## SET PROBLEM
Print the entire listing. Each line must match the original exactly.

____

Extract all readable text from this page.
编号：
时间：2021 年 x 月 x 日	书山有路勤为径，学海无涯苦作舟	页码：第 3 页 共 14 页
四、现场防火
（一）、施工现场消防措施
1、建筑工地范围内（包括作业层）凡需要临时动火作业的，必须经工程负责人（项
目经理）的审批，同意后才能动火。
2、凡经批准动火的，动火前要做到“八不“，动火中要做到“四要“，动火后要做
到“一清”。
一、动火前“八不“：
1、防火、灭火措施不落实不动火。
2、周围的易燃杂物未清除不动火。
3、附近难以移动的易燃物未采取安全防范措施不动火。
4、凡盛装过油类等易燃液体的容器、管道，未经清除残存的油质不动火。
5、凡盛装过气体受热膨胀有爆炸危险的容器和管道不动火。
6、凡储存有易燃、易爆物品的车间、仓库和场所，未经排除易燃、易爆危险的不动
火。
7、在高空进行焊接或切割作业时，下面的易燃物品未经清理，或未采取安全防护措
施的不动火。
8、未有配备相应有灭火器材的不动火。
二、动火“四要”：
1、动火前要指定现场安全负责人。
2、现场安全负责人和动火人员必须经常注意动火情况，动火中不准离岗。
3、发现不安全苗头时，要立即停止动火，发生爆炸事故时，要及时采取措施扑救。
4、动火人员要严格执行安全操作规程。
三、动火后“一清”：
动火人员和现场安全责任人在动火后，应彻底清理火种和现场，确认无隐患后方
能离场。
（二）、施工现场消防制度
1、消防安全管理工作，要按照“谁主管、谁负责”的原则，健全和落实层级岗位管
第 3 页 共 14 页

____

## ANSWER FOR THIS EXERCISE
Extract all readable text from this page.
编号：
时间：2021 年 x 月 x 日	书山有路勤为径，学海无涯苦作舟	页码：第 3 页 共 14 页
四、现场防火
（一）、施工现场消防措施
1、建筑工地范围内（包括作业层）凡需要临时动火作业的，必须经工程负责人（项
目经理）的审批，同意后才能动火。
2、凡经批准动火的，动火前要做到“八不“，动火中要做到“四要“，动火后要做
到“一清”。
一、动火前“八不“：
1、防火、灭火措施不落实不动火。
2、周围的易燃杂物未清除不动火。
3、附近难以移动的易燃物未采取安全防范措施不动火。
4、凡盛装过油类等易燃液体的容器、管道，未经清除残存的油质不动火。
5、凡盛装过气体受热膨胀有爆炸危险的容器和管道不动火。
6、凡储存有易燃、易爆物品的车间、仓库和场所，未经排除易燃、易爆危险的不动
火。
7、在高空进行焊接或切割作业时，下面的易燃物品未经清理，或未采取安全防护措
施的不动火。
8、未有配备相应有灭火器材的不动火。
二、动火“四要”：
1、动火前要指定现场安全负责人。
2、现场安全负责人和动火人员必须经常注意动火情况，动火中不准离岗。
3、发现不安全苗头时，要立即停止动火，发生爆炸事故时，要及时采取措施扑救。
4、动火人员要严格执行安全操作规程。
三、动火后“一清”：
动火人员和现场安全责任人在动火后，应彻底清理火种和现场，确认无隐患后方
能离场。
（二）、施工现场消防制度
1、消防安全管理工作，要按照“谁主管、谁负责”的原则，健全和落实层级岗位管
第 3 页 共 14 页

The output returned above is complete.